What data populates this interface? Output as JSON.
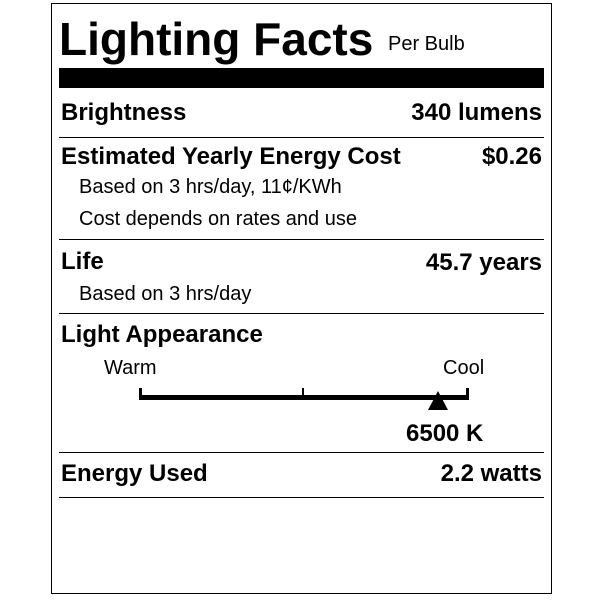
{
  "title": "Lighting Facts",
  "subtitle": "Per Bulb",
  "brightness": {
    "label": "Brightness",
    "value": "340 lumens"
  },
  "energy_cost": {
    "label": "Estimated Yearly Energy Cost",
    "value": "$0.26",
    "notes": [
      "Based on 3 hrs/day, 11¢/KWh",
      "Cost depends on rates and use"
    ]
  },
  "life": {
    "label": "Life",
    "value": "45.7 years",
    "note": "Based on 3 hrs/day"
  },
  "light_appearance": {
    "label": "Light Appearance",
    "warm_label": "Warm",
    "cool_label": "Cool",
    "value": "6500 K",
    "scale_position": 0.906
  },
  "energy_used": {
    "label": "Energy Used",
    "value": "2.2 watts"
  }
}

--- --- ---

◆ **What you have to do**: Retype all entries exactly as they appear, dropping the images.

◆ **Solution to the exercise**:
What data populates this interface? Output as JSON.
{
  "title": "Lighting Facts",
  "subtitle": "Per Bulb",
  "brightness": {
    "label": "Brightness",
    "value": "340 lumens"
  },
  "energy_cost": {
    "label": "Estimated Yearly Energy Cost",
    "value": "$0.26",
    "notes": [
      "Based on 3 hrs/day, 11¢/KWh",
      "Cost depends on rates and use"
    ]
  },
  "life": {
    "label": "Life",
    "value": "45.7 years",
    "note": "Based on 3 hrs/day"
  },
  "light_appearance": {
    "label": "Light Appearance",
    "warm_label": "Warm",
    "cool_label": "Cool",
    "value": "6500 K",
    "scale_position": 0.906
  },
  "energy_used": {
    "label": "Energy Used",
    "value": "2.2 watts"
  }
}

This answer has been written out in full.